**Instruction:**
Copy the data below exactly.

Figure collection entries
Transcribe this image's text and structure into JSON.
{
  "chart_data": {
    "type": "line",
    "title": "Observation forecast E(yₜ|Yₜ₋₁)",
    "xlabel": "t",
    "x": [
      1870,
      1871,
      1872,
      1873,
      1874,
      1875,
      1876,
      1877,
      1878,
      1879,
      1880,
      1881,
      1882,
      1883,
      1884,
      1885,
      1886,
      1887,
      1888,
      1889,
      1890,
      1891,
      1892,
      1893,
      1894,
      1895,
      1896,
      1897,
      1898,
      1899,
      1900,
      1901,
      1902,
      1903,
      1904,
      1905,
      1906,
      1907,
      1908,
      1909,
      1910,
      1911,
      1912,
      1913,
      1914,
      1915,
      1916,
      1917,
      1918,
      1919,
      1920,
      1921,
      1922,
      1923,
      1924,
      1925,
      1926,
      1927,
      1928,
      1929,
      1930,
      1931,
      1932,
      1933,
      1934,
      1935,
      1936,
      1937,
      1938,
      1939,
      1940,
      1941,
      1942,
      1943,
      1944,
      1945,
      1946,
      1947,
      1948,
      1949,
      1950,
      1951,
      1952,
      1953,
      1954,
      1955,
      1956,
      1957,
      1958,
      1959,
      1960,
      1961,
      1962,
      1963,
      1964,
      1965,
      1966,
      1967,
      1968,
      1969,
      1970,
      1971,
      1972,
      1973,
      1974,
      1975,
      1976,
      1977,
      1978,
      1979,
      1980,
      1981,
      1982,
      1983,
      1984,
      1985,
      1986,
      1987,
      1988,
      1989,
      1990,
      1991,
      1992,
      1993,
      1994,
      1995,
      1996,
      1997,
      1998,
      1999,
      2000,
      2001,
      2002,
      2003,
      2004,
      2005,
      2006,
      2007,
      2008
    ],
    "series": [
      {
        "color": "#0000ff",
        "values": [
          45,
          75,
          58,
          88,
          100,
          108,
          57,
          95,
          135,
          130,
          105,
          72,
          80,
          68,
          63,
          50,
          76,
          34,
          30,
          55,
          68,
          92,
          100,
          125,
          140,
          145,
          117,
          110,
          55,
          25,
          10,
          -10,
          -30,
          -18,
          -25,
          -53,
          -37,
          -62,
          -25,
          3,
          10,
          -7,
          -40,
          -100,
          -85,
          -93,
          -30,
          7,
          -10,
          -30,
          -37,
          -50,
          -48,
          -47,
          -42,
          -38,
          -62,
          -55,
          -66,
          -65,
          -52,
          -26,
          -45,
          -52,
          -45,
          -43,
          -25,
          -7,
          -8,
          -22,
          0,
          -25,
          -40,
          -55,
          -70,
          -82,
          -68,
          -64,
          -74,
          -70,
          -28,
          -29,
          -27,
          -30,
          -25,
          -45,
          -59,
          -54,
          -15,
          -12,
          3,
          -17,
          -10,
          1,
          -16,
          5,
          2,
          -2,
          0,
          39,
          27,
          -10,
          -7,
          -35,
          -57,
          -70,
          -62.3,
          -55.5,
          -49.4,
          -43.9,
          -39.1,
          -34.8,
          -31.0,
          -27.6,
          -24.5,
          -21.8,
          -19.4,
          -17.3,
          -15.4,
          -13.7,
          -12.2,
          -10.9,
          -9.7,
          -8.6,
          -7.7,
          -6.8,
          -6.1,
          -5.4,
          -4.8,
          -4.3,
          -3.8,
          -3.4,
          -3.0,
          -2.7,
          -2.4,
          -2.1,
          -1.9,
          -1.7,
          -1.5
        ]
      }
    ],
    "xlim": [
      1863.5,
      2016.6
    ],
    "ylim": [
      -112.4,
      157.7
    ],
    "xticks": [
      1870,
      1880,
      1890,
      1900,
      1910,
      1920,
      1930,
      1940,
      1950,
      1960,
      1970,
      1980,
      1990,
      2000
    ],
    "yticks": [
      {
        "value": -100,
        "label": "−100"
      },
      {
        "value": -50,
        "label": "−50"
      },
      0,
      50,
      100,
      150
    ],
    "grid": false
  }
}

**Correct result:**
Transcribe this image's text and structure into JSON.
{
  "chart_data": {
    "type": "line",
    "title": "Observation forecast E(yₜ|Yₜ₋₁)",
    "xlabel": "t",
    "x": [
      1870,
      1871,
      1872,
      1873,
      1874,
      1875,
      1876,
      1877,
      1878,
      1879,
      1880,
      1881,
      1882,
      1883,
      1884,
      1885,
      1886,
      1887,
      1888,
      1889,
      1890,
      1891,
      1892,
      1893,
      1894,
      1895,
      1896,
      1897,
      1898,
      1899,
      1900,
      1901,
      1902,
      1903,
      1904,
      1905,
      1906,
      1907,
      1908,
      1909,
      1910,
      1911,
      1912,
      1913,
      1914,
      1915,
      1916,
      1917,
      1918,
      1919,
      1920,
      1921,
      1922,
      1923,
      1924,
      1925,
      1926,
      1927,
      1928,
      1929,
      1930,
      1931,
      1932,
      1933,
      1934,
      1935,
      1936,
      1937,
      1938,
      1939,
      1940,
      1941,
      1942,
      1943,
      1944,
      1945,
      1946,
      1947,
      1948,
      1949,
      1950,
      1951,
      1952,
      1953,
      1954,
      1955,
      1956,
      1957,
      1958,
      1959,
      1960,
      1961,
      1962,
      1963,
      1964,
      1965,
      1966,
      1967,
      1968,
      1969,
      1970,
      1971,
      1972,
      1973,
      1974,
      1975,
      1976,
      1977,
      1978,
      1979,
      1980,
      1981,
      1982,
      1983,
      1984,
      1985,
      1986,
      1987,
      1988,
      1989,
      1990,
      1991,
      1992,
      1993,
      1994,
      1995,
      1996,
      1997,
      1998,
      1999,
      2000,
      2001,
      2002,
      2003,
      2004,
      2005,
      2006,
      2007,
      2008
    ],
    "series": [
      {
        "color": "#0000ff",
        "values": [
          45,
          75,
          58,
          88,
          100,
          108,
          57,
          95,
          135,
          130,
          105,
          72,
          80,
          68,
          63,
          50,
          76,
          34,
          30,
          55,
          68,
          92,
          100,
          125,
          140,
          145,
          117,
          110,
          55,
          25,
          10,
          -10,
          -30,
          -18,
          -25,
          -53,
          -37,
          -62,
          -25,
          3,
          10,
          -7,
          -40,
          -100,
          -85,
          -93,
          -30,
          7,
          -10,
          -30,
          -37,
          -50,
          -48,
          -47,
          -42,
          -38,
          -62,
          -55,
          -66,
          -65,
          -52,
          -26,
          -45,
          -52,
          -45,
          -43,
          -25,
          -7,
          -8,
          -22,
          0,
          -25,
          -40,
          -55,
          -70,
          -82,
          -68,
          -64,
          -74,
          -70,
          -28,
          -29,
          -27,
          -30,
          -25,
          -45,
          -59,
          -54,
          -15,
          -12,
          3,
          -17,
          -10,
          1,
          -16,
          5,
          2,
          -2,
          0,
          39,
          27,
          -10,
          -7,
          -35,
          -57,
          -70,
          -62.3,
          -55.5,
          -49.4,
          -43.9,
          -39.1,
          -34.8,
          -31.0,
          -27.6,
          -24.5,
          -21.8,
          -19.4,
          -17.3,
          -15.4,
          -13.7,
          -12.2,
          -10.9,
          -9.7,
          -8.6,
          -7.7,
          -6.8,
          -6.1,
          -5.4,
          -4.8,
          -4.3,
          -3.8,
          -3.4,
          -3.0,
          -2.7,
          -2.4,
          -2.1,
          -1.9,
          -1.7,
          -1.5
        ]
      }
    ],
    "xlim": [
      1863.5,
      2016.6
    ],
    "ylim": [
      -112.4,
      157.7
    ],
    "xticks": [
      1870,
      1880,
      1890,
      1900,
      1910,
      1920,
      1930,
      1940,
      1950,
      1960,
      1970,
      1980,
      1990,
      2000
    ],
    "yticks": [
      {
        "value": -100,
        "label": "−100"
      },
      {
        "value": -50,
        "label": "−50"
      },
      0,
      50,
      100,
      150
    ],
    "grid": false
  }
}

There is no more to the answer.